What to do: Will you quote all of the entries, word for word?

** START OF Extracted records **

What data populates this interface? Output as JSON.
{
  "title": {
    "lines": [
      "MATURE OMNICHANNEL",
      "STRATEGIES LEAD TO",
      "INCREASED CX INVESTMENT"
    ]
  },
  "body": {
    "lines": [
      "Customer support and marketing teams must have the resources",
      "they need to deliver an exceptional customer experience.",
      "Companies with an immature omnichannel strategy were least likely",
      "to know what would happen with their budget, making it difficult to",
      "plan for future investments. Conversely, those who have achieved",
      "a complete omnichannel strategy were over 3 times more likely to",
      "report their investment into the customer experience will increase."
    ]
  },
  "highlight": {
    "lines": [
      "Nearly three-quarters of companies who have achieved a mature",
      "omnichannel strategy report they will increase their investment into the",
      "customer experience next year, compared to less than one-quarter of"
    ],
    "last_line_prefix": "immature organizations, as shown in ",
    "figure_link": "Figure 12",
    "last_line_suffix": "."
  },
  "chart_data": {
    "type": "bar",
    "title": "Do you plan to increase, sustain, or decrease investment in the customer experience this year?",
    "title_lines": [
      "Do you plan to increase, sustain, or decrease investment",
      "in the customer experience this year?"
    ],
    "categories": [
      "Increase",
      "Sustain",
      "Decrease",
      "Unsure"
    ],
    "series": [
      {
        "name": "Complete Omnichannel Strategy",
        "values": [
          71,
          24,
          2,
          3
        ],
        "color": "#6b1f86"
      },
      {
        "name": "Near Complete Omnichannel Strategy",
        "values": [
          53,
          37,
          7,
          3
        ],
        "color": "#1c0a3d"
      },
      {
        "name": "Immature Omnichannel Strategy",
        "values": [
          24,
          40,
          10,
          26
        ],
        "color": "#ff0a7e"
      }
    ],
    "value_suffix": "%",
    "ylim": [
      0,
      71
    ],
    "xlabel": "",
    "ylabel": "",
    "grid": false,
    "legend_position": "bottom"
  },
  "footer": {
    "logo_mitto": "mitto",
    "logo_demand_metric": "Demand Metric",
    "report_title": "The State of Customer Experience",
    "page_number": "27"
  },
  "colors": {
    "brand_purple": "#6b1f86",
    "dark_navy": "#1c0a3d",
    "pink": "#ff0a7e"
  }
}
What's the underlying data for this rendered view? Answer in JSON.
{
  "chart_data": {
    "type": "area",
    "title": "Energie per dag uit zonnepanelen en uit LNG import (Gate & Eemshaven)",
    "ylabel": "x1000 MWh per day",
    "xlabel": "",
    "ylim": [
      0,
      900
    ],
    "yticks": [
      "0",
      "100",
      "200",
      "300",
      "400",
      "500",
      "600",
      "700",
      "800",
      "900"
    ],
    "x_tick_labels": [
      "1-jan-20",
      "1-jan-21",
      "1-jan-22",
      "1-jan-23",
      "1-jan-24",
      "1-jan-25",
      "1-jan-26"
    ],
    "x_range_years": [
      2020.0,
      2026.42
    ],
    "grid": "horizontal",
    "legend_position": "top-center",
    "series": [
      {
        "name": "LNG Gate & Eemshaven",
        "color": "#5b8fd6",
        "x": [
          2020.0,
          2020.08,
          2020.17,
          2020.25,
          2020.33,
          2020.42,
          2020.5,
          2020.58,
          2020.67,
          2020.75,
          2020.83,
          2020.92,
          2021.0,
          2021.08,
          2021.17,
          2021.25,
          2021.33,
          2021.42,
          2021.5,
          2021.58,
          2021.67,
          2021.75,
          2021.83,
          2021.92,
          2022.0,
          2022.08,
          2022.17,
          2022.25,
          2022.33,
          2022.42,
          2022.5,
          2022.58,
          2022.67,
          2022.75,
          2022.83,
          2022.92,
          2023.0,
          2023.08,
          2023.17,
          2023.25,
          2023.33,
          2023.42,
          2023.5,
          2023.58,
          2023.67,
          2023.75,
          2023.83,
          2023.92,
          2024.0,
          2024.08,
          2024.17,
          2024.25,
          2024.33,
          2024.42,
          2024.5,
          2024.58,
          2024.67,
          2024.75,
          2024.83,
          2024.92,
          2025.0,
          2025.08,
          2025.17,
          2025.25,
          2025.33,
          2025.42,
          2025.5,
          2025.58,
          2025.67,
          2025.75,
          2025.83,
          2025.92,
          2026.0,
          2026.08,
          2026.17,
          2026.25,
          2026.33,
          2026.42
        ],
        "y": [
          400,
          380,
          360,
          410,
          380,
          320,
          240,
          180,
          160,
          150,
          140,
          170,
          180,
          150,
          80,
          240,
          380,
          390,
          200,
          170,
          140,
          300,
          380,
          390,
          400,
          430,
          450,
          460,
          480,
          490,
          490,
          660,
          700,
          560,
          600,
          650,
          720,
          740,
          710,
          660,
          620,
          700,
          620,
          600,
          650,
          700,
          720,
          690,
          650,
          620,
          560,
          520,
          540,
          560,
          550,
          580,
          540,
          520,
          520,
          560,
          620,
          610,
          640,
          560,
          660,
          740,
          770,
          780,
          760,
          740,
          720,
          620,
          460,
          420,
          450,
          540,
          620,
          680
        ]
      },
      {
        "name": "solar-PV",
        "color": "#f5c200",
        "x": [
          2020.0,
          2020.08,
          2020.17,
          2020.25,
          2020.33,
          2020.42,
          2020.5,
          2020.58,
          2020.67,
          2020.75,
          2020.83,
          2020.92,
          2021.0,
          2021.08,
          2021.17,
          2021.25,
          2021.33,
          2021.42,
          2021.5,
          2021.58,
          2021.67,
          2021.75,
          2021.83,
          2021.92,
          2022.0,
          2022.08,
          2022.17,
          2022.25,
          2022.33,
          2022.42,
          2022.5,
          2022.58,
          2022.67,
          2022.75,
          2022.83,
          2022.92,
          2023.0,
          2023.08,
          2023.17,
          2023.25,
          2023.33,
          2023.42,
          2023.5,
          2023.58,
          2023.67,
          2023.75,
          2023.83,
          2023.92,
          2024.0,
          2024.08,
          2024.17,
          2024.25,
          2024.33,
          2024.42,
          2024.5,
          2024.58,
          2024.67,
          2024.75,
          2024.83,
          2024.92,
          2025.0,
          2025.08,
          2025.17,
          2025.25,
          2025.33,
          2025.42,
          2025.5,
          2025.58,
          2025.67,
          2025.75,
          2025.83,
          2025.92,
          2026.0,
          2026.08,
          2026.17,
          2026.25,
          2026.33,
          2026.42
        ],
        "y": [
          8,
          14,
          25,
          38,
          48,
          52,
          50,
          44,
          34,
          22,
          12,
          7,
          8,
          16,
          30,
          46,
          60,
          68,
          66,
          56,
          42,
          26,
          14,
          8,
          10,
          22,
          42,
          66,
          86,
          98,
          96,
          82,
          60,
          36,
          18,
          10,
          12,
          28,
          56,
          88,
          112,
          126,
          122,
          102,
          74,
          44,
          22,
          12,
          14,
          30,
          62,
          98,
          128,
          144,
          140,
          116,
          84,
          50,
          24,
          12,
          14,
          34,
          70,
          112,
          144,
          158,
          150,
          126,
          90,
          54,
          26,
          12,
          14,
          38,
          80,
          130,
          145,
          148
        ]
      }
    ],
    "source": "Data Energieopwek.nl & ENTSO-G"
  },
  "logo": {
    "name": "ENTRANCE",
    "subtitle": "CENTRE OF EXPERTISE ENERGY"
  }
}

** END OF Extracted records **

Task solution:
What data populates this interface? Output as JSON.
{
  "title": {
    "lines": [
      "MATURE OMNICHANNEL",
      "STRATEGIES LEAD TO",
      "INCREASED CX INVESTMENT"
    ]
  },
  "body": {
    "lines": [
      "Customer support and marketing teams must have the resources",
      "they need to deliver an exceptional customer experience.",
      "Companies with an immature omnichannel strategy were least likely",
      "to know what would happen with their budget, making it difficult to",
      "plan for future investments. Conversely, those who have achieved",
      "a complete omnichannel strategy were over 3 times more likely to",
      "report their investment into the customer experience will increase."
    ]
  },
  "highlight": {
    "lines": [
      "Nearly three-quarters of companies who have achieved a mature",
      "omnichannel strategy report they will increase their investment into the",
      "customer experience next year, compared to less than one-quarter of"
    ],
    "last_line_prefix": "immature organizations, as shown in ",
    "figure_link": "Figure 12",
    "last_line_suffix": "."
  },
  "chart_data": {
    "type": "bar",
    "title": "Do you plan to increase, sustain, or decrease investment in the customer experience this year?",
    "title_lines": [
      "Do you plan to increase, sustain, or decrease investment",
      "in the customer experience this year?"
    ],
    "categories": [
      "Increase",
      "Sustain",
      "Decrease",
      "Unsure"
    ],
    "series": [
      {
        "name": "Complete Omnichannel Strategy",
        "values": [
          71,
          24,
          2,
          3
        ],
        "color": "#6b1f86"
      },
      {
        "name": "Near Complete Omnichannel Strategy",
        "values": [
          53,
          37,
          7,
          3
        ],
        "color": "#1c0a3d"
      },
      {
        "name": "Immature Omnichannel Strategy",
        "values": [
          24,
          40,
          10,
          26
        ],
        "color": "#ff0a7e"
      }
    ],
    "value_suffix": "%",
    "ylim": [
      0,
      71
    ],
    "xlabel": "",
    "ylabel": "",
    "grid": false,
    "legend_position": "bottom"
  },
  "footer": {
    "logo_mitto": "mitto",
    "logo_demand_metric": "Demand Metric",
    "report_title": "The State of Customer Experience",
    "page_number": "27"
  },
  "colors": {
    "brand_purple": "#6b1f86",
    "dark_navy": "#1c0a3d",
    "pink": "#ff0a7e"
  }
}
What's the underlying data for this rendered view? Answer in JSON.
{
  "chart_data": {
    "type": "area",
    "title": "Energie per dag uit zonnepanelen en uit LNG import (Gate & Eemshaven)",
    "ylabel": "x1000 MWh per day",
    "xlabel": "",
    "ylim": [
      0,
      900
    ],
    "yticks": [
      "0",
      "100",
      "200",
      "300",
      "400",
      "500",
      "600",
      "700",
      "800",
      "900"
    ],
    "x_tick_labels": [
      "1-jan-20",
      "1-jan-21",
      "1-jan-22",
      "1-jan-23",
      "1-jan-24",
      "1-jan-25",
      "1-jan-26"
    ],
    "x_range_years": [
      2020.0,
      2026.42
    ],
    "grid": "horizontal",
    "legend_position": "top-center",
    "series": [
      {
        "name": "LNG Gate & Eemshaven",
        "color": "#5b8fd6",
        "x": [
          2020.0,
          2020.08,
          2020.17,
          2020.25,
          2020.33,
          2020.42,
          2020.5,
          2020.58,
          2020.67,
          2020.75,
          2020.83,
          2020.92,
          2021.0,
          2021.08,
          2021.17,
          2021.25,
          2021.33,
          2021.42,
          2021.5,
          2021.58,
          2021.67,
          2021.75,
          2021.83,
          2021.92,
          2022.0,
          2022.08,
          2022.17,
          2022.25,
          2022.33,
          2022.42,
          2022.5,
          2022.58,
          2022.67,
          2022.75,
          2022.83,
          2022.92,
          2023.0,
          2023.08,
          2023.17,
          2023.25,
          2023.33,
          2023.42,
          2023.5,
          2023.58,
          2023.67,
          2023.75,
          2023.83,
          2023.92,
          2024.0,
          2024.08,
          2024.17,
          2024.25,
          2024.33,
          2024.42,
          2024.5,
          2024.58,
          2024.67,
          2024.75,
          2024.83,
          2024.92,
          2025.0,
          2025.08,
          2025.17,
          2025.25,
          2025.33,
          2025.42,
          2025.5,
          2025.58,
          2025.67,
          2025.75,
          2025.83,
          2025.92,
          2026.0,
          2026.08,
          2026.17,
          2026.25,
          2026.33,
          2026.42
        ],
        "y": [
          400,
          380,
          360,
          410,
          380,
          320,
          240,
          180,
          160,
          150,
          140,
          170,
          180,
          150,
          80,
          240,
          380,
          390,
          200,
          170,
          140,
          300,
          380,
          390,
          400,
          430,
          450,
          460,
          480,
          490,
          490,
          660,
          700,
          560,
          600,
          650,
          720,
          740,
          710,
          660,
          620,
          700,
          620,
          600,
          650,
          700,
          720,
          690,
          650,
          620,
          560,
          520,
          540,
          560,
          550,
          580,
          540,
          520,
          520,
          560,
          620,
          610,
          640,
          560,
          660,
          740,
          770,
          780,
          760,
          740,
          720,
          620,
          460,
          420,
          450,
          540,
          620,
          680
        ]
      },
      {
        "name": "solar-PV",
        "color": "#f5c200",
        "x": [
          2020.0,
          2020.08,
          2020.17,
          2020.25,
          2020.33,
          2020.42,
          2020.5,
          2020.58,
          2020.67,
          2020.75,
          2020.83,
          2020.92,
          2021.0,
          2021.08,
          2021.17,
          2021.25,
          2021.33,
          2021.42,
          2021.5,
          2021.58,
          2021.67,
          2021.75,
          2021.83,
          2021.92,
          2022.0,
          2022.08,
          2022.17,
          2022.25,
          2022.33,
          2022.42,
          2022.5,
          2022.58,
          2022.67,
          2022.75,
          2022.83,
          2022.92,
          2023.0,
          2023.08,
          2023.17,
          2023.25,
          2023.33,
          2023.42,
          2023.5,
          2023.58,
          2023.67,
          2023.75,
          2023.83,
          2023.92,
          2024.0,
          2024.08,
          2024.17,
          2024.25,
          2024.33,
          2024.42,
          2024.5,
          2024.58,
          2024.67,
          2024.75,
          2024.83,
          2024.92,
          2025.0,
          2025.08,
          2025.17,
          2025.25,
          2025.33,
          2025.42,
          2025.5,
          2025.58,
          2025.67,
          2025.75,
          2025.83,
          2025.92,
          2026.0,
          2026.08,
          2026.17,
          2026.25,
          2026.33,
          2026.42
        ],
        "y": [
          8,
          14,
          25,
          38,
          48,
          52,
          50,
          44,
          34,
          22,
          12,
          7,
          8,
          16,
          30,
          46,
          60,
          68,
          66,
          56,
          42,
          26,
          14,
          8,
          10,
          22,
          42,
          66,
          86,
          98,
          96,
          82,
          60,
          36,
          18,
          10,
          12,
          28,
          56,
          88,
          112,
          126,
          122,
          102,
          74,
          44,
          22,
          12,
          14,
          30,
          62,
          98,
          128,
          144,
          140,
          116,
          84,
          50,
          24,
          12,
          14,
          34,
          70,
          112,
          144,
          158,
          150,
          126,
          90,
          54,
          26,
          12,
          14,
          38,
          80,
          130,
          145,
          148
        ]
      }
    ],
    "source": "Data Energieopwek.nl & ENTSO-G"
  },
  "logo": {
    "name": "ENTRANCE",
    "subtitle": "CENTRE OF EXPERTISE ENERGY"
  }
}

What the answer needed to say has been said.